··· Source passage

I didn't tell HER that. That would be AWKWARD! We just met.

I DID tell Maca that. That is how the boundary comes into play with "ok'd by SO".

I won't be telling her that.

I didn't tell her there is a limit to 1-2 visits a week with her either.
I KNOW THAT-so I won't schedule more than that. She DID ask me when I was in town (I live out of town) and I told her that M,W,F I am in town. I didn't tell her "alone time visits" can only be 1 time a week.
She doesn't need such details! I know that-so I will respect that agreement with my partner. Same with romantic dates being ok-she doesn't need to know that. If we get to that point, and one or the other of us asks for a date that is romantic in nature, it's ok so I can go.

I won't tell her "I have to ask my SO if it's ok before inviting you out to a family gathering". That would already have been DONE if I were inviting her!

I won't be telling her my SO is always welcome to join me-I live my life that way. i will let her know "WE are going to be in town-are you avail for coffee or a walk?" If she invites me I would say, "I'd love to, Maca and I are going to be in town that day we'd love to come!"

I don't need to tell her what behaviors aren't allowed sexually. I won't try to do them. If she does, I would simply stop her gently and tell her, "I find you very attractive, but this is too fast for me."


So, no I don't think these boundaries are complicated for another person. Because most of it-they need not go over with us.

The only key pieces that need to be addressed are as follows:

1. I'm part of a loving, committed, full time family that is pretty complicated. I'm a student, I homeschool two kids and babysit my grandson. My husband and my boyfriend work full time and we try to devote weekends to the family.

(THAT is something I say so many times a day I can't begin to imagine it being awkward to bring up-it's a natural part of describing ME)

2. Unfortunately, that makes my schedule CRAZY hectic and limits my social availability. (again, this is such a frequent statement in my day-that it's not awkward)

IF we're already at the stage of aiming to be sexually active:

3. I have herpes. I don't use protection with my husband or my boyfriend. We've agreed that we won't have sex with outside lovers before STI tests are done all around. We also commit to taking them every 6 months.
**THIS IS NON-NEGOTIABLE and it's a primary point of contention with her**

4. Because of family responsibilities, overnights aren't a realistic option for me right now.


That's it. The rest is a matter of me and him choosing to behave in the way we've defined for our relationship. As it's OUR behavior-it's not necessary to define it for someone else.
IF they asked questions about it-then I would hope we would answer honestly.

Where things have gone awry with her-is that he laid everything out as if every issue that may arise was based upon MY "rules" for him. When in fact these are the limits WE want for OURSELVES. He did it because he's so desperate to have SOMEONE-that he will say or do whatever he thinks they want to hear in order to impress them. It's happened with EVERY SINGLE WOMAN he's been interested in.

The result is that HE is disrespecting himself and me. He could simplify the process by internalizing the expectations HE HAS for our relationship and then simply living them and claiming them.

Example:
"Can you spend the night?" being answered with "LR wouldn't agree to that" complicates his life. He could answer truthfully with, "my family is my top priority, and those responsibilities make that impossible." That would answer the question point blank. I've done it-and it works.

She tries to kiss him the first time they meet-"I'm sorry, I find you very attractive, but I'm not comfortable with kissing yet."

Being upfront and openly honest and proactive in keeping his family involved when he's dating.

······

### Objective 1
Reproduce verbatim the part of the post on relationship boundaries that opens with the words containing "I didn't tell HER that." and closes with "so I can go.".
### Objective 2
According to the post on relationship boundaries, how often does the writer's household commit to taking STI tests?

··· Data shown

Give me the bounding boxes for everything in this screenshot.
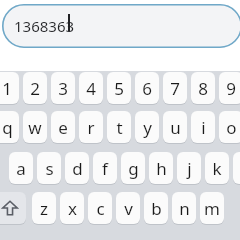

······

### Exercise result 1
I didn't tell HER that. That would be AWKWARD! We just met.

I DID tell Maca that. That is how the boundary comes into play with "ok'd by SO".

I won't be telling her that.

I didn't tell her there is a limit to 1-2 visits a week with her either.
I KNOW THAT-so I won't schedule more than that. She DID ask me when I was in town (I live out of town) and I told her that M,W,F I am in town. I didn't tell her "alone time visits" can only be 1 time a week.
She doesn't need such details! I know that-so I will respect that agreement with my partner. Same with romantic dates being ok-she doesn't need to know that. If we get to that point, and one or the other of us asks for a date that is romantic in nature, it's ok so I can go.

### Exercise result 2
Every 6 months.